··· Given information

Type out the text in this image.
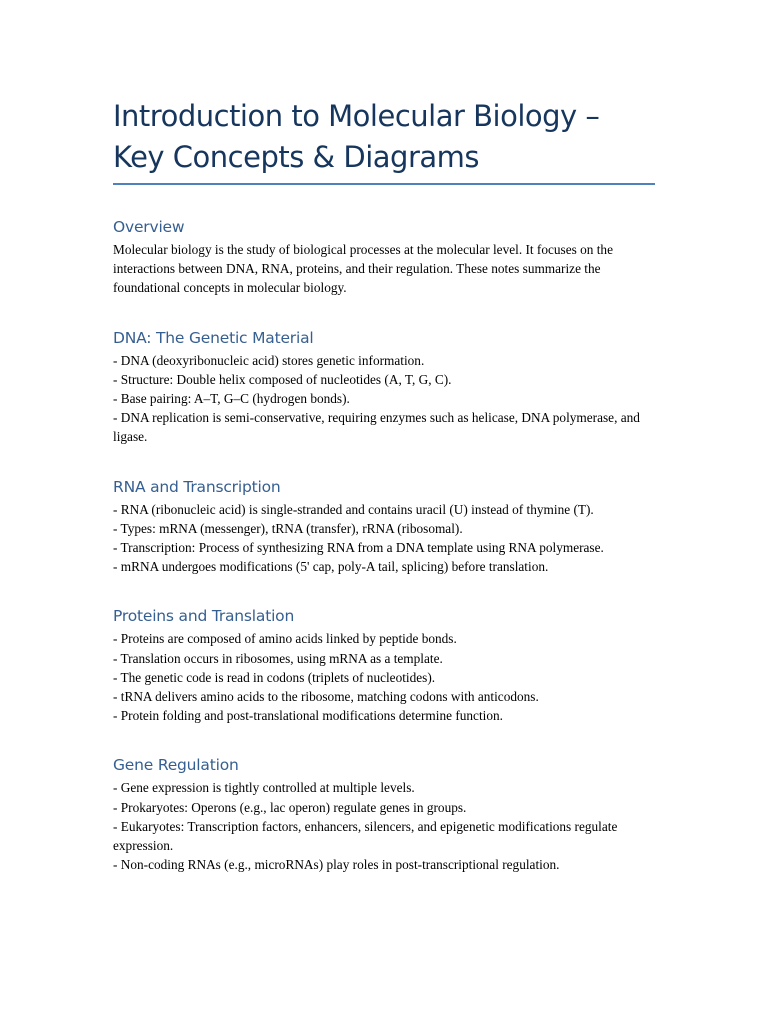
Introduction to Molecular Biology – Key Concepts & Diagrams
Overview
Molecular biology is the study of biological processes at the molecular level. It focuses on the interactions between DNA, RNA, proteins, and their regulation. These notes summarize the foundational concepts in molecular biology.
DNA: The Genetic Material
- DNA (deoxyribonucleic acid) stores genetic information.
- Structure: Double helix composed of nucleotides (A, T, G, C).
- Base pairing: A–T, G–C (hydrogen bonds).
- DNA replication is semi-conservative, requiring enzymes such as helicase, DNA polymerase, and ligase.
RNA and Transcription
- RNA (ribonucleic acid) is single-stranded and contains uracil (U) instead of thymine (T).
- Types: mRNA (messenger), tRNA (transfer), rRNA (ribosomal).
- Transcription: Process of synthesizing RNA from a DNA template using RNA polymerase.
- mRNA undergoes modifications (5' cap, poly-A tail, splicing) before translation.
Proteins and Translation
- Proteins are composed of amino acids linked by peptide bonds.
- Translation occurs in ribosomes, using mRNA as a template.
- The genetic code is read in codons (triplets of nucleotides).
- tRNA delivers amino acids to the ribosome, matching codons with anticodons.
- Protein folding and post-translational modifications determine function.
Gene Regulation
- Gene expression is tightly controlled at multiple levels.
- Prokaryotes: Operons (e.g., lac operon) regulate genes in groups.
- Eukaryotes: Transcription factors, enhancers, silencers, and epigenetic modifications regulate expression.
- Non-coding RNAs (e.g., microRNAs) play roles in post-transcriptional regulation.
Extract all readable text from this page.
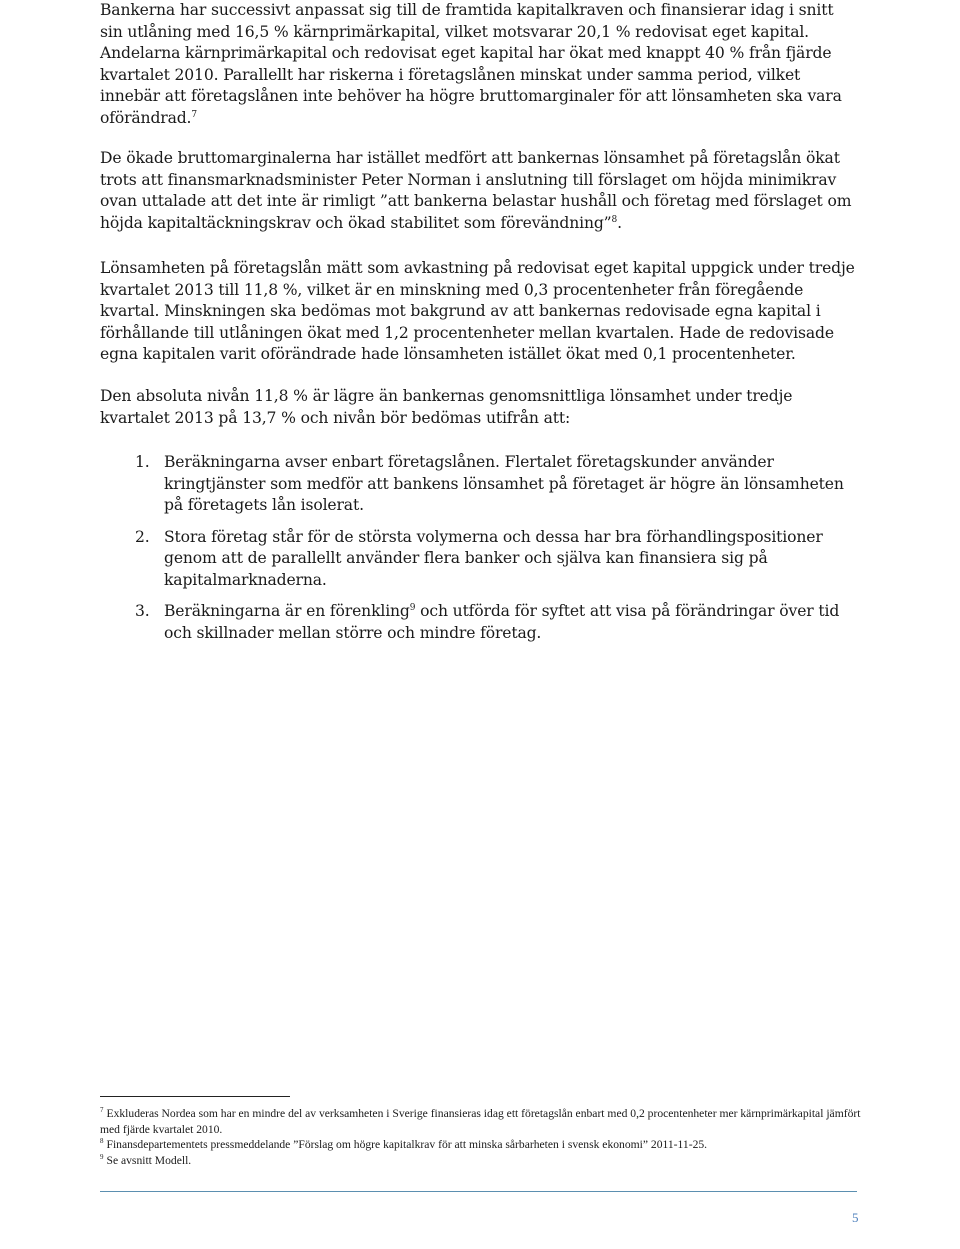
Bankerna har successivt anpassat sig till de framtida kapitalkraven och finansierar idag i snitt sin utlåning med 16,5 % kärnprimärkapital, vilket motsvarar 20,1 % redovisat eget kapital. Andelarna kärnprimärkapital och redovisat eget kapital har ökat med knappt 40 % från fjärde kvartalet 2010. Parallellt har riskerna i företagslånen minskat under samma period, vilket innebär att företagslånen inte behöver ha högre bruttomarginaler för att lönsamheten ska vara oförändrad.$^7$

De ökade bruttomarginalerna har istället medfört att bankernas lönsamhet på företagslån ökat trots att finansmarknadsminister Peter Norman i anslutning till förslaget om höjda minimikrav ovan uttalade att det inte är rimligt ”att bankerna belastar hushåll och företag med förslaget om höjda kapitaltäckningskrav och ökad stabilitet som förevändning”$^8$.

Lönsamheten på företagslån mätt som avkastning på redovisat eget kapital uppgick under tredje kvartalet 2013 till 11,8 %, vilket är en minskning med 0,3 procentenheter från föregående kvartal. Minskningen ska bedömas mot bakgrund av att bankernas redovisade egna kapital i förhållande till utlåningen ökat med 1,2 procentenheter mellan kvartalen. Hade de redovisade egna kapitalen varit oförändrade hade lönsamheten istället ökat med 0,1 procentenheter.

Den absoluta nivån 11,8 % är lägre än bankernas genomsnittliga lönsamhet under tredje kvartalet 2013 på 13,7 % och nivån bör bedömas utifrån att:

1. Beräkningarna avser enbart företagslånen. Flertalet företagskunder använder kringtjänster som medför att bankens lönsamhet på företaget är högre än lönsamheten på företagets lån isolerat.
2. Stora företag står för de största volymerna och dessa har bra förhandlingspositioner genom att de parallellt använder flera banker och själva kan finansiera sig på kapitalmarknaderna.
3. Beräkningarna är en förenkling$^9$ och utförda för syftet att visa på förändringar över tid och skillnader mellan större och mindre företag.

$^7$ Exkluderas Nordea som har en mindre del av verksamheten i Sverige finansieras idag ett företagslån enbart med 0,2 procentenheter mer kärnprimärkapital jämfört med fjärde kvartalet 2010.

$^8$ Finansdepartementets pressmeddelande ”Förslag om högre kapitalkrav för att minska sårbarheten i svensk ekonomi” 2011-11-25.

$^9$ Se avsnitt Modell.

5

······

• What is expected: Within the records above, find every line holding the word "redovisat" and give the total as a bare number.

• Reply to the exercise: 2